- Problem details: Repeat the data that follows, word for word, without the images.

Records from a collection:
════════════════

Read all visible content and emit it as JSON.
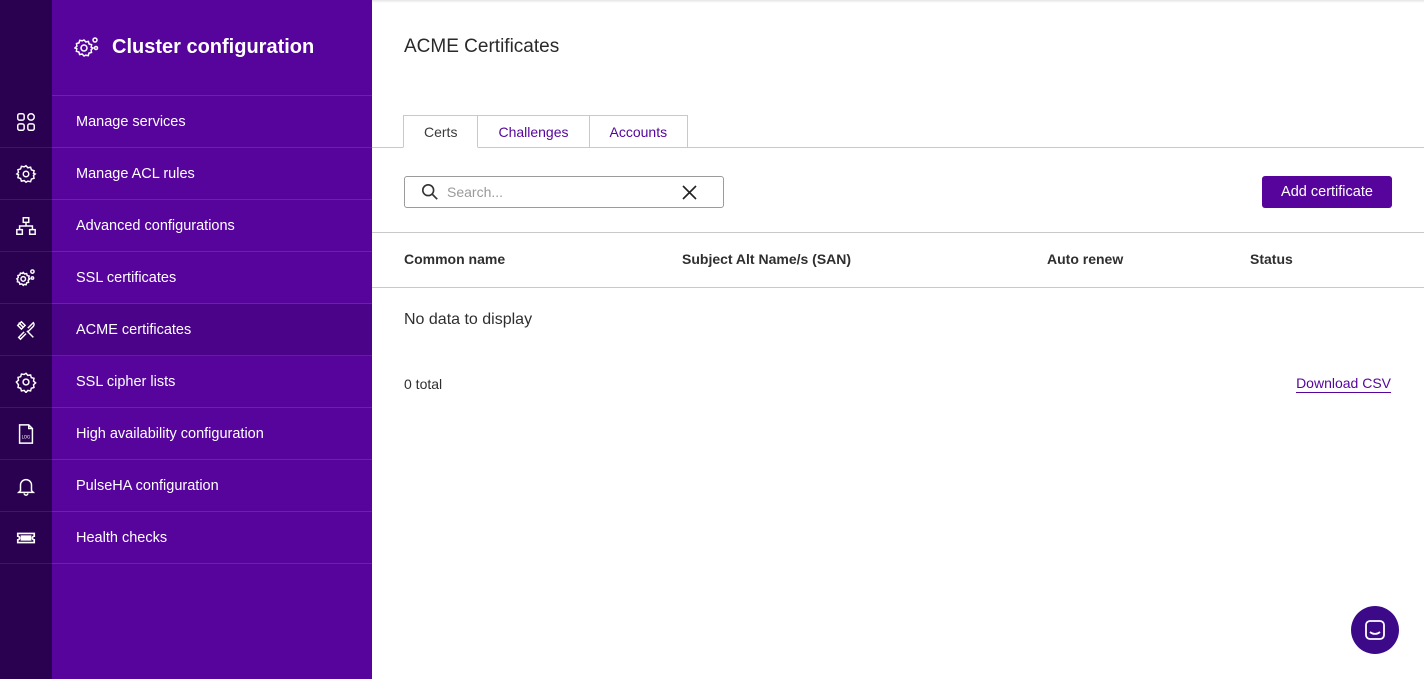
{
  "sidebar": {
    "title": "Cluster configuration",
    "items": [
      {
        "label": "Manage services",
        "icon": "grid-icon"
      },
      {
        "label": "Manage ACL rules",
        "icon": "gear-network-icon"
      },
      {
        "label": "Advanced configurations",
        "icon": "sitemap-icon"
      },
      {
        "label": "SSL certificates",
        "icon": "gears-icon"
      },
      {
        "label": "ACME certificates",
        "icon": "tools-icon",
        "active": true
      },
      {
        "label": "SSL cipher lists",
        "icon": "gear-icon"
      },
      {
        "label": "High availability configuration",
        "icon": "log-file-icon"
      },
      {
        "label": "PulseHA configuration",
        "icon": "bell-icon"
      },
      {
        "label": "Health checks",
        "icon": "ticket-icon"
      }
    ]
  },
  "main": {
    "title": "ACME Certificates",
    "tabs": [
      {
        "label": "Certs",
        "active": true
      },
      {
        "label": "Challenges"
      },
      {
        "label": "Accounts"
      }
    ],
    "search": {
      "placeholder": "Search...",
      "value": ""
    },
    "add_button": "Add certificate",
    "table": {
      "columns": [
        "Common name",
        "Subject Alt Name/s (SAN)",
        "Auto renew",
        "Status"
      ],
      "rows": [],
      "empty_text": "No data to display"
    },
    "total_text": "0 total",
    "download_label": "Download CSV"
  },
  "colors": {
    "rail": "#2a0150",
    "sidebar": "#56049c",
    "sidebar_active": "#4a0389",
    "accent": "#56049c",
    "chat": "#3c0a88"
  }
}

════════════════

- Output of the exercise:
Read all visible content and emit it as JSON.
{
  "sidebar": {
    "title": "Cluster configuration",
    "items": [
      {
        "label": "Manage services",
        "icon": "grid-icon"
      },
      {
        "label": "Manage ACL rules",
        "icon": "gear-network-icon"
      },
      {
        "label": "Advanced configurations",
        "icon": "sitemap-icon"
      },
      {
        "label": "SSL certificates",
        "icon": "gears-icon"
      },
      {
        "label": "ACME certificates",
        "icon": "tools-icon",
        "active": true
      },
      {
        "label": "SSL cipher lists",
        "icon": "gear-icon"
      },
      {
        "label": "High availability configuration",
        "icon": "log-file-icon"
      },
      {
        "label": "PulseHA configuration",
        "icon": "bell-icon"
      },
      {
        "label": "Health checks",
        "icon": "ticket-icon"
      }
    ]
  },
  "main": {
    "title": "ACME Certificates",
    "tabs": [
      {
        "label": "Certs",
        "active": true
      },
      {
        "label": "Challenges"
      },
      {
        "label": "Accounts"
      }
    ],
    "search": {
      "placeholder": "Search...",
      "value": ""
    },
    "add_button": "Add certificate",
    "table": {
      "columns": [
        "Common name",
        "Subject Alt Name/s (SAN)",
        "Auto renew",
        "Status"
      ],
      "rows": [],
      "empty_text": "No data to display"
    },
    "total_text": "0 total",
    "download_label": "Download CSV"
  },
  "colors": {
    "rail": "#2a0150",
    "sidebar": "#56049c",
    "sidebar_active": "#4a0389",
    "accent": "#56049c",
    "chat": "#3c0a88"
  }
}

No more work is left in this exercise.